*Required work*.
The entries below should be transcribed in their entirety, exactly as written.

Items from a figure collection:

■ ■ ■ ■

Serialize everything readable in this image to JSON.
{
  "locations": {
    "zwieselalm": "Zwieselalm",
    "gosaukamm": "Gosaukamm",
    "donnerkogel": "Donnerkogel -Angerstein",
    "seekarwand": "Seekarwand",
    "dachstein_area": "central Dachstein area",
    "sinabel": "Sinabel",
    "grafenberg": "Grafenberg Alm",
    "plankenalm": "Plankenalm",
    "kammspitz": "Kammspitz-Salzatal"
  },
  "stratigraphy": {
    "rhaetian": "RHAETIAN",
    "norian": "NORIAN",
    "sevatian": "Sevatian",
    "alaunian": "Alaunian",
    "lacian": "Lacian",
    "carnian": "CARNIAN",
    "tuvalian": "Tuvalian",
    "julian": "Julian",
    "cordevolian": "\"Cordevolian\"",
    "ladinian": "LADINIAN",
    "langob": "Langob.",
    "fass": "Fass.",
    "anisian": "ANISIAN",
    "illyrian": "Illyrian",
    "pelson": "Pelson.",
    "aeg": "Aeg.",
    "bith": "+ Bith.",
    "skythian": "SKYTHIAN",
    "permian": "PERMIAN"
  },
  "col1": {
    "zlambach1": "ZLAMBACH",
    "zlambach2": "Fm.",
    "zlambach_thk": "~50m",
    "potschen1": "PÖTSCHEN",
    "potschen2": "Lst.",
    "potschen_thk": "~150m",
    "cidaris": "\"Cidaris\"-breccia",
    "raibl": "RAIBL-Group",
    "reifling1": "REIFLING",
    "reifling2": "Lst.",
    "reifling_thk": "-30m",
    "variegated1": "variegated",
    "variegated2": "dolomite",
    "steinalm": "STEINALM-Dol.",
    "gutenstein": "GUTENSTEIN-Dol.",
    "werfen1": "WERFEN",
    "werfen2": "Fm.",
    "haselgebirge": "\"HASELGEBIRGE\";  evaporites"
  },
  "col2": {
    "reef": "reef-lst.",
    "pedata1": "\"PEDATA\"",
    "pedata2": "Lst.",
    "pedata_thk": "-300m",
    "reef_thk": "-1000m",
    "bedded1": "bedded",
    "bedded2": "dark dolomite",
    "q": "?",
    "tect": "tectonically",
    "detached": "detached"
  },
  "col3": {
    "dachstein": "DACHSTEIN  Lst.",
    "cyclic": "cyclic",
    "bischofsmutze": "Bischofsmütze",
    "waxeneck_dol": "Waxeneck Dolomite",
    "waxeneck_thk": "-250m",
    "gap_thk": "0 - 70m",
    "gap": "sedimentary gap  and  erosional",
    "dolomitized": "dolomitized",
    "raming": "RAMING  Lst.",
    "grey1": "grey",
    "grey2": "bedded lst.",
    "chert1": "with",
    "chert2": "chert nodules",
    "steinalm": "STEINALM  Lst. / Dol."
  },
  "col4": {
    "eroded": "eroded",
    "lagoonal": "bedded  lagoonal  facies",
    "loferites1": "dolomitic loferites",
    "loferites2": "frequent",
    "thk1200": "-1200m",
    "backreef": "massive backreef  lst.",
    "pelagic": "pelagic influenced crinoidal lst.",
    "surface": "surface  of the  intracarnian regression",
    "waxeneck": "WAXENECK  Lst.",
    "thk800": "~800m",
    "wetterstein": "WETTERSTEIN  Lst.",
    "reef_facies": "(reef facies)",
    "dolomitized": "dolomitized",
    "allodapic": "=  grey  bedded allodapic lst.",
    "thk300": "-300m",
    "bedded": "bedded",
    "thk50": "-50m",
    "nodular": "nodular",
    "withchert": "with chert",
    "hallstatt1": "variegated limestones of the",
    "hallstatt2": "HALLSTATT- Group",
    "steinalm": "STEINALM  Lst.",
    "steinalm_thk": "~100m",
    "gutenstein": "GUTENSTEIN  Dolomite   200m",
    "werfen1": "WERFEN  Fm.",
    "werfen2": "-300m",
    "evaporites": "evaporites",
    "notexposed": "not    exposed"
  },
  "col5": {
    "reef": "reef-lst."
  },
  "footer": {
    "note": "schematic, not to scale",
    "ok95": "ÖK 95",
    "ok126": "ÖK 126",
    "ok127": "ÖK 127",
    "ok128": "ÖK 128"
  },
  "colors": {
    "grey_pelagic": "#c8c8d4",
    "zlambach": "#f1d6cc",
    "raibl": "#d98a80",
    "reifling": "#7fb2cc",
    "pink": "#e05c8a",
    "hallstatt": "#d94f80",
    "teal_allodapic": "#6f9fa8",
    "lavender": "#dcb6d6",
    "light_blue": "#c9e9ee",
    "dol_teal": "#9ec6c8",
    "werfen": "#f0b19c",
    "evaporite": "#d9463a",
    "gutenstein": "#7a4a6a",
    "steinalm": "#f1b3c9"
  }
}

■ ■ ■ ■

*Worked solution*.
Serialize everything readable in this image to JSON.
{
  "locations": {
    "zwieselalm": "Zwieselalm",
    "gosaukamm": "Gosaukamm",
    "donnerkogel": "Donnerkogel -Angerstein",
    "seekarwand": "Seekarwand",
    "dachstein_area": "central Dachstein area",
    "sinabel": "Sinabel",
    "grafenberg": "Grafenberg Alm",
    "plankenalm": "Plankenalm",
    "kammspitz": "Kammspitz-Salzatal"
  },
  "stratigraphy": {
    "rhaetian": "RHAETIAN",
    "norian": "NORIAN",
    "sevatian": "Sevatian",
    "alaunian": "Alaunian",
    "lacian": "Lacian",
    "carnian": "CARNIAN",
    "tuvalian": "Tuvalian",
    "julian": "Julian",
    "cordevolian": "\"Cordevolian\"",
    "ladinian": "LADINIAN",
    "langob": "Langob.",
    "fass": "Fass.",
    "anisian": "ANISIAN",
    "illyrian": "Illyrian",
    "pelson": "Pelson.",
    "aeg": "Aeg.",
    "bith": "+ Bith.",
    "skythian": "SKYTHIAN",
    "permian": "PERMIAN"
  },
  "col1": {
    "zlambach1": "ZLAMBACH",
    "zlambach2": "Fm.",
    "zlambach_thk": "~50m",
    "potschen1": "PÖTSCHEN",
    "potschen2": "Lst.",
    "potschen_thk": "~150m",
    "cidaris": "\"Cidaris\"-breccia",
    "raibl": "RAIBL-Group",
    "reifling1": "REIFLING",
    "reifling2": "Lst.",
    "reifling_thk": "-30m",
    "variegated1": "variegated",
    "variegated2": "dolomite",
    "steinalm": "STEINALM-Dol.",
    "gutenstein": "GUTENSTEIN-Dol.",
    "werfen1": "WERFEN",
    "werfen2": "Fm.",
    "haselgebirge": "\"HASELGEBIRGE\";  evaporites"
  },
  "col2": {
    "reef": "reef-lst.",
    "pedata1": "\"PEDATA\"",
    "pedata2": "Lst.",
    "pedata_thk": "-300m",
    "reef_thk": "-1000m",
    "bedded1": "bedded",
    "bedded2": "dark dolomite",
    "q": "?",
    "tect": "tectonically",
    "detached": "detached"
  },
  "col3": {
    "dachstein": "DACHSTEIN  Lst.",
    "cyclic": "cyclic",
    "bischofsmutze": "Bischofsmütze",
    "waxeneck_dol": "Waxeneck Dolomite",
    "waxeneck_thk": "-250m",
    "gap_thk": "0 - 70m",
    "gap": "sedimentary gap  and  erosional",
    "dolomitized": "dolomitized",
    "raming": "RAMING  Lst.",
    "grey1": "grey",
    "grey2": "bedded lst.",
    "chert1": "with",
    "chert2": "chert nodules",
    "steinalm": "STEINALM  Lst. / Dol."
  },
  "col4": {
    "eroded": "eroded",
    "lagoonal": "bedded  lagoonal  facies",
    "loferites1": "dolomitic loferites",
    "loferites2": "frequent",
    "thk1200": "-1200m",
    "backreef": "massive backreef  lst.",
    "pelagic": "pelagic influenced crinoidal lst.",
    "surface": "surface  of the  intracarnian regression",
    "waxeneck": "WAXENECK  Lst.",
    "thk800": "~800m",
    "wetterstein": "WETTERSTEIN  Lst.",
    "reef_facies": "(reef facies)",
    "dolomitized": "dolomitized",
    "allodapic": "=  grey  bedded allodapic lst.",
    "thk300": "-300m",
    "bedded": "bedded",
    "thk50": "-50m",
    "nodular": "nodular",
    "withchert": "with chert",
    "hallstatt1": "variegated limestones of the",
    "hallstatt2": "HALLSTATT- Group",
    "steinalm": "STEINALM  Lst.",
    "steinalm_thk": "~100m",
    "gutenstein": "GUTENSTEIN  Dolomite   200m",
    "werfen1": "WERFEN  Fm.",
    "werfen2": "-300m",
    "evaporites": "evaporites",
    "notexposed": "not    exposed"
  },
  "col5": {
    "reef": "reef-lst."
  },
  "footer": {
    "note": "schematic, not to scale",
    "ok95": "ÖK 95",
    "ok126": "ÖK 126",
    "ok127": "ÖK 127",
    "ok128": "ÖK 128"
  },
  "colors": {
    "grey_pelagic": "#c8c8d4",
    "zlambach": "#f1d6cc",
    "raibl": "#d98a80",
    "reifling": "#7fb2cc",
    "pink": "#e05c8a",
    "hallstatt": "#d94f80",
    "teal_allodapic": "#6f9fa8",
    "lavender": "#dcb6d6",
    "light_blue": "#c9e9ee",
    "dol_teal": "#9ec6c8",
    "werfen": "#f0b19c",
    "evaporite": "#d9463a",
    "gutenstein": "#7a4a6a",
    "steinalm": "#f1b3c9"
  }
}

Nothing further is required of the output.